Written exercise A
In the listing, starting at its first line and ending at the line that contains "battery-icon: [1332, 19, 1427, 60]", swap "screenshot" for "screen capture" and give those lines back with nothing else changed.

— BEGIN Text excerpt —

It’s that time of the year to hit up some bars. Wait…I’m not talking about those kinds of bars; I’m strictly speaking of the sweet variety, such as cookie and pie bars. (Did I get ya? 😉 ) Last week we shared a Coconut Oil Apple Crumb Bar recipe and today I’m hitting ya with yet another tasty treat: pecan bars. I’m tellin’ ya…this is your cue–if you haven’t made bars lately, now’s the time to get crackin’! I mean, just look at these things…
These pecan bars are the perfect combination of salty and sweet, crunchy and gooey. They’re a delight to your taste buds, truly.
I used both Golden Barrel Light Brown Sugar as well as Supreme Baking Molasses for a full, robust (in an AMAZING mouthwatering-kinda way) flavor. And I even went the extra mile and made some real whipped cream to dollop on top of them. I’m not your mom, so I can’t tell you what to do, but I strongly encourage you to follow suit and do likewise. You won’t hate me, let’s just say that.

— END Text excerpt —
— BEGIN Extracted entries —

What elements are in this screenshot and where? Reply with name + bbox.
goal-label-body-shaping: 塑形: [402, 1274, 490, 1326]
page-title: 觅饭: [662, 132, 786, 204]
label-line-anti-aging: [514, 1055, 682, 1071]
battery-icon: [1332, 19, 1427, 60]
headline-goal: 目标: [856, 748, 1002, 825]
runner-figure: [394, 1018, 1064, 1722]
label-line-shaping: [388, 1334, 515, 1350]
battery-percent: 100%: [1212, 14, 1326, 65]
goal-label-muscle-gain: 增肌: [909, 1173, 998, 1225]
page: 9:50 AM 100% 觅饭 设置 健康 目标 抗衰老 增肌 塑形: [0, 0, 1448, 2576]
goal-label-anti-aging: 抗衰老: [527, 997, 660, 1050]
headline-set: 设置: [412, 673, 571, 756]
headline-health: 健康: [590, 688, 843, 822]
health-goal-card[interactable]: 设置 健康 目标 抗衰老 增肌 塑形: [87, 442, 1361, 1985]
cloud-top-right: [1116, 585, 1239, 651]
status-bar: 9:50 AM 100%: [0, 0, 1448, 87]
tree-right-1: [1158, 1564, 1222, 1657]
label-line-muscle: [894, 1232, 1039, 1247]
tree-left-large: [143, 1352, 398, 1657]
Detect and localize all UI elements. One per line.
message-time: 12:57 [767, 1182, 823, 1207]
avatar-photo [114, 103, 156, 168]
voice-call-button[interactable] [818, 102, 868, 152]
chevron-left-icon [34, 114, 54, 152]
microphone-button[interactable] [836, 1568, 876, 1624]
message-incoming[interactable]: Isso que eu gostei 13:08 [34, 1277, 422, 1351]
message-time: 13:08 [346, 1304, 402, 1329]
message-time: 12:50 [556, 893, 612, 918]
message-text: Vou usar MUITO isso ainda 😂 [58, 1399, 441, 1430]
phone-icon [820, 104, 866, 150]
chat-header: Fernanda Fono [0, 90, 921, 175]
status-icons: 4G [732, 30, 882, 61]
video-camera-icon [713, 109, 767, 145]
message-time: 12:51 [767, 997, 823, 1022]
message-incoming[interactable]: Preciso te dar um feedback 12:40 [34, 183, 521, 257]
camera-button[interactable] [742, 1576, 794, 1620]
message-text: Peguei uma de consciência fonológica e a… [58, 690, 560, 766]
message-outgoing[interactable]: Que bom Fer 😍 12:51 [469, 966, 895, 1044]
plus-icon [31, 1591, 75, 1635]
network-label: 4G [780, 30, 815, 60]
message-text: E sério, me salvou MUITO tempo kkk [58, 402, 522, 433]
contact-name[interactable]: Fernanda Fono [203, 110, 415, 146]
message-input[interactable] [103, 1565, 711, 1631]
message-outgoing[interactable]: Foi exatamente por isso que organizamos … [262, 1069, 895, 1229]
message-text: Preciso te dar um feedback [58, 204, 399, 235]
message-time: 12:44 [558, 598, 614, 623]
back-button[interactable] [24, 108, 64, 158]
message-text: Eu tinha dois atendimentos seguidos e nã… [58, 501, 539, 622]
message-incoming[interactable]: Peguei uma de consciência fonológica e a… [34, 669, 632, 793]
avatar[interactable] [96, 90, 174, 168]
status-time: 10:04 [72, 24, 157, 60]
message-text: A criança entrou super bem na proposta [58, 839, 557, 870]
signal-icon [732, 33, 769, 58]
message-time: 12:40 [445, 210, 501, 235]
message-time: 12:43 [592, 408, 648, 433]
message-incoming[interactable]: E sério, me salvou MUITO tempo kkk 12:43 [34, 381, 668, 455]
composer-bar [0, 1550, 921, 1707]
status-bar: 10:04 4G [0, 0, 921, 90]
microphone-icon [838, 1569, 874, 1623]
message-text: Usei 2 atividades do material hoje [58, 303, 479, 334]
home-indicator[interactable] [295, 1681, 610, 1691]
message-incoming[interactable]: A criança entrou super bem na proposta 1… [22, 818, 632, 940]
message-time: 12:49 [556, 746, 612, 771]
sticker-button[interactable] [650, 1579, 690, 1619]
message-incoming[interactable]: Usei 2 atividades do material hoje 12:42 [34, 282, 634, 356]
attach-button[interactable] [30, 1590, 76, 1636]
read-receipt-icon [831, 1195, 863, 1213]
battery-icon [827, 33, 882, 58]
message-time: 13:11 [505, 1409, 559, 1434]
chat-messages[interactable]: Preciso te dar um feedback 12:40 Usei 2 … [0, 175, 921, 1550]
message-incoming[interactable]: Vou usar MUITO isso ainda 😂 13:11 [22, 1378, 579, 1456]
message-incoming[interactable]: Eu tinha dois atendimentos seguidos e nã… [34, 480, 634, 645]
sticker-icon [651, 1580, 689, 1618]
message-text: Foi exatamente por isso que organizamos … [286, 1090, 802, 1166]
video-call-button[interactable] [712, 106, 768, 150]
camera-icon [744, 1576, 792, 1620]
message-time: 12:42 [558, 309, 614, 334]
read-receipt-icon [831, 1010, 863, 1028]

— END Extracted entries —

Written exercise B
Keep writing the pecan bars post from where it stops, in the same chatty voice.

Written answer A
What elements are in this screen capture and where? Reply with name + bbox.
goal-label-body-shaping: 塑形: [402, 1274, 490, 1326]
page-title: 觅饭: [662, 132, 786, 204]
label-line-anti-aging: [514, 1055, 682, 1071]
battery-icon: [1332, 19, 1427, 60]

Written answer B
So let’s get to it! First up, you want to line your baking dish with some parchment paper. I chose parchment for this recipe since I was working with a sticky filling. Typically foil works great for cookie bars, but for these pecan bars, I recommend parchment. Because let me tell ya–I had a bad experience once with foil sticking to the bottoms of some caramel pretzel bark I made…and anyone who has metal fillings in their teeth knows exactly where I’m going with that. Yikes…still gives me nightmares. So, definitely line your pan with parchment. And for an even easier removal process, I wiped some coconut oil on the bottom and sides of my dish before I laid the parchment in. Absolutely no sticking/tearing of the paper took place in the extraction process of these here bars. 🙂
Next, on to the shortbread-like crust. It’s simply flour, salt, brown sugar, and cold butter. I used my pastry blender to mix the ingredients together but if you have a food processor, feel free to use that. You work in the ingredients until they’re fully incorporated. It’ll take a few minutes, so don’t rush it. The end product should come together when you press it with your fingers. If it’s too crumbly when you press it, keep mixing!
Then pour the crust mixture into your dish. It’ll look crumbly and separated, but will come together once you press it into the dish. Bake the crust for about 25 minutes until it’s lightly golden (the picture is before it went into the oven).
As the crust is baking, toast some pecans for several minutes just to enhance their flavor a bit.
Now we’re ready to make the rest of the filling, the gooey part…
Whisk together the brown sugar, molasses, light corn syrup and the rest of the ingredients
And pour that on top of the hot crust and stick back in the oven for another 25 minutes or until set in the middle. Your bars shouldn’t wobble when you shake the pan a bit. If they do, stick them back in the oven. They should look like this deliciousness:
And in one easy tug of the parchment paper, the bars lifted right out of the pan. Easy peasy. (But remove them after they’ve completely cooled.)
Then cut and serve with that dollop of whipped cream I was telling you about.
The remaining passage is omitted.